**INSTRUCTION:** The records are to be restated in their entirety, word for word.

**DATA SHOWN:**
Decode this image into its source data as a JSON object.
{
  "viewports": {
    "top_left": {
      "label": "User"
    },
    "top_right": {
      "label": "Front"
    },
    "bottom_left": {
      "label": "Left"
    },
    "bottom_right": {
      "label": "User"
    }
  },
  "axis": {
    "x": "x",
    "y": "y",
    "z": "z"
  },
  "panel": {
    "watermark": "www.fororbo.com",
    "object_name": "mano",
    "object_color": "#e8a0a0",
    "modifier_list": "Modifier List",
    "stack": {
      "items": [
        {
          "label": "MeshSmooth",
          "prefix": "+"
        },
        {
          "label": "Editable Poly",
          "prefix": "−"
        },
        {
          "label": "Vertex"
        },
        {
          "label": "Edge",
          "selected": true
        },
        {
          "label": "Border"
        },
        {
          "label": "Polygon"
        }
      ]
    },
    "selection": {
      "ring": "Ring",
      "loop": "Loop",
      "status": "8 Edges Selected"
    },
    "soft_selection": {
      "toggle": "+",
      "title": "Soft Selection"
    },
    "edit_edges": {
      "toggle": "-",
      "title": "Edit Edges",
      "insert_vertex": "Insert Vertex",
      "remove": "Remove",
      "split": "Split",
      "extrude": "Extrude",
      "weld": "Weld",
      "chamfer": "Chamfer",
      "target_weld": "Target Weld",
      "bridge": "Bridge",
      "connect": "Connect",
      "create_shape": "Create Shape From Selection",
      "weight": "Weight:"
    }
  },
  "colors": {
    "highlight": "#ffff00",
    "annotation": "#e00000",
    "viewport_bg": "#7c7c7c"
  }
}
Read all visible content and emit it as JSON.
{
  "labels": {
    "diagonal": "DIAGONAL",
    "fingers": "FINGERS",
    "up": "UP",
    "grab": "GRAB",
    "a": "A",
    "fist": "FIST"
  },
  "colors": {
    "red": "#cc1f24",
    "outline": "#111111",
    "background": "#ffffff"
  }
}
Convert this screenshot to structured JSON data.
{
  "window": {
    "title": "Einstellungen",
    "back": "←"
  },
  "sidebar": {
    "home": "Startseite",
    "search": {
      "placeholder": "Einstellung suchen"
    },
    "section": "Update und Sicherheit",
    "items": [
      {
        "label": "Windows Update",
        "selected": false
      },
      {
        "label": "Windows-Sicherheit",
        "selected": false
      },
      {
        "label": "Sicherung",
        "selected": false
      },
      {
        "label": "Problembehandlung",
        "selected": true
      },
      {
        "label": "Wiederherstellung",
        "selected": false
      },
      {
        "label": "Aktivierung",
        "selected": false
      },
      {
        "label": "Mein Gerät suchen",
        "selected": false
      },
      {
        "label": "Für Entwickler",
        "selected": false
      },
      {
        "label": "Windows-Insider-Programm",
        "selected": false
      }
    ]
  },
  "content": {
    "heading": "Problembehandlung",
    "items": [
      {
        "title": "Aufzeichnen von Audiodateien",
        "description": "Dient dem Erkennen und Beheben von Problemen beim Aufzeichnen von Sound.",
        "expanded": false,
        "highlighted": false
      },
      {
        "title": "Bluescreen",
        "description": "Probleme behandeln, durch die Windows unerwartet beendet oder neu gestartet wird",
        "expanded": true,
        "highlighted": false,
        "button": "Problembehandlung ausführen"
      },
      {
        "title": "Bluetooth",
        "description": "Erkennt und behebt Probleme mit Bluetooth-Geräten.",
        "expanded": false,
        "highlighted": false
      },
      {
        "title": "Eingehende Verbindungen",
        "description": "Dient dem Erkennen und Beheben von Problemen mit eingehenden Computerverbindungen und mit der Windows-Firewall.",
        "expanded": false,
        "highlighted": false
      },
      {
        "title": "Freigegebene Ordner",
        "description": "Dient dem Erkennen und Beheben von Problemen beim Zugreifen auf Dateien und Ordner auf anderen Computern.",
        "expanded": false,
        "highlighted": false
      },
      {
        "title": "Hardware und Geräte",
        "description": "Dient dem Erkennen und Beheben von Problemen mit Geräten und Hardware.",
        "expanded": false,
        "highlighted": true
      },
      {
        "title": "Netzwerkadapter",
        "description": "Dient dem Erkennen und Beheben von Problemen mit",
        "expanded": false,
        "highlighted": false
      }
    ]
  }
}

**RESULT FOR THIS EXERCISE:**
Decode this image into its source data as a JSON object.
{
  "viewports": {
    "top_left": {
      "label": "User"
    },
    "top_right": {
      "label": "Front"
    },
    "bottom_left": {
      "label": "Left"
    },
    "bottom_right": {
      "label": "User"
    }
  },
  "axis": {
    "x": "x",
    "y": "y",
    "z": "z"
  },
  "panel": {
    "watermark": "www.fororbo.com",
    "object_name": "mano",
    "object_color": "#e8a0a0",
    "modifier_list": "Modifier List",
    "stack": {
      "items": [
        {
          "label": "MeshSmooth",
          "prefix": "+"
        },
        {
          "label": "Editable Poly",
          "prefix": "−"
        },
        {
          "label": "Vertex"
        },
        {
          "label": "Edge",
          "selected": true
        },
        {
          "label": "Border"
        },
        {
          "label": "Polygon"
        }
      ]
    },
    "selection": {
      "ring": "Ring",
      "loop": "Loop",
      "status": "8 Edges Selected"
    },
    "soft_selection": {
      "toggle": "+",
      "title": "Soft Selection"
    },
    "edit_edges": {
      "toggle": "-",
      "title": "Edit Edges",
      "insert_vertex": "Insert Vertex",
      "remove": "Remove",
      "split": "Split",
      "extrude": "Extrude",
      "weld": "Weld",
      "chamfer": "Chamfer",
      "target_weld": "Target Weld",
      "bridge": "Bridge",
      "connect": "Connect",
      "create_shape": "Create Shape From Selection",
      "weight": "Weight:"
    }
  },
  "colors": {
    "highlight": "#ffff00",
    "annotation": "#e00000",
    "viewport_bg": "#7c7c7c"
  }
}
Read all visible content and emit it as JSON.
{
  "labels": {
    "diagonal": "DIAGONAL",
    "fingers": "FINGERS",
    "up": "UP",
    "grab": "GRAB",
    "a": "A",
    "fist": "FIST"
  },
  "colors": {
    "red": "#cc1f24",
    "outline": "#111111",
    "background": "#ffffff"
  }
}
Convert this screenshot to structured JSON data.
{
  "window": {
    "title": "Einstellungen",
    "back": "←"
  },
  "sidebar": {
    "home": "Startseite",
    "search": {
      "placeholder": "Einstellung suchen"
    },
    "section": "Update und Sicherheit",
    "items": [
      {
        "label": "Windows Update",
        "selected": false
      },
      {
        "label": "Windows-Sicherheit",
        "selected": false
      },
      {
        "label": "Sicherung",
        "selected": false
      },
      {
        "label": "Problembehandlung",
        "selected": true
      },
      {
        "label": "Wiederherstellung",
        "selected": false
      },
      {
        "label": "Aktivierung",
        "selected": false
      },
      {
        "label": "Mein Gerät suchen",
        "selected": false
      },
      {
        "label": "Für Entwickler",
        "selected": false
      },
      {
        "label": "Windows-Insider-Programm",
        "selected": false
      }
    ]
  },
  "content": {
    "heading": "Problembehandlung",
    "items": [
      {
        "title": "Aufzeichnen von Audiodateien",
        "description": "Dient dem Erkennen und Beheben von Problemen beim Aufzeichnen von Sound.",
        "expanded": false,
        "highlighted": false
      },
      {
        "title": "Bluescreen",
        "description": "Probleme behandeln, durch die Windows unerwartet beendet oder neu gestartet wird",
        "expanded": true,
        "highlighted": false,
        "button": "Problembehandlung ausführen"
      },
      {
        "title": "Bluetooth",
        "description": "Erkennt und behebt Probleme mit Bluetooth-Geräten.",
        "expanded": false,
        "highlighted": false
      },
      {
        "title": "Eingehende Verbindungen",
        "description": "Dient dem Erkennen und Beheben von Problemen mit eingehenden Computerverbindungen und mit der Windows-Firewall.",
        "expanded": false,
        "highlighted": false
      },
      {
        "title": "Freigegebene Ordner",
        "description": "Dient dem Erkennen und Beheben von Problemen beim Zugreifen auf Dateien und Ordner auf anderen Computern.",
        "expanded": false,
        "highlighted": false
      },
      {
        "title": "Hardware und Geräte",
        "description": "Dient dem Erkennen und Beheben von Problemen mit Geräten und Hardware.",
        "expanded": false,
        "highlighted": true
      },
      {
        "title": "Netzwerkadapter",
        "description": "Dient dem Erkennen und Beheben von Problemen mit",
        "expanded": false,
        "highlighted": false
      }
    ]
  }
}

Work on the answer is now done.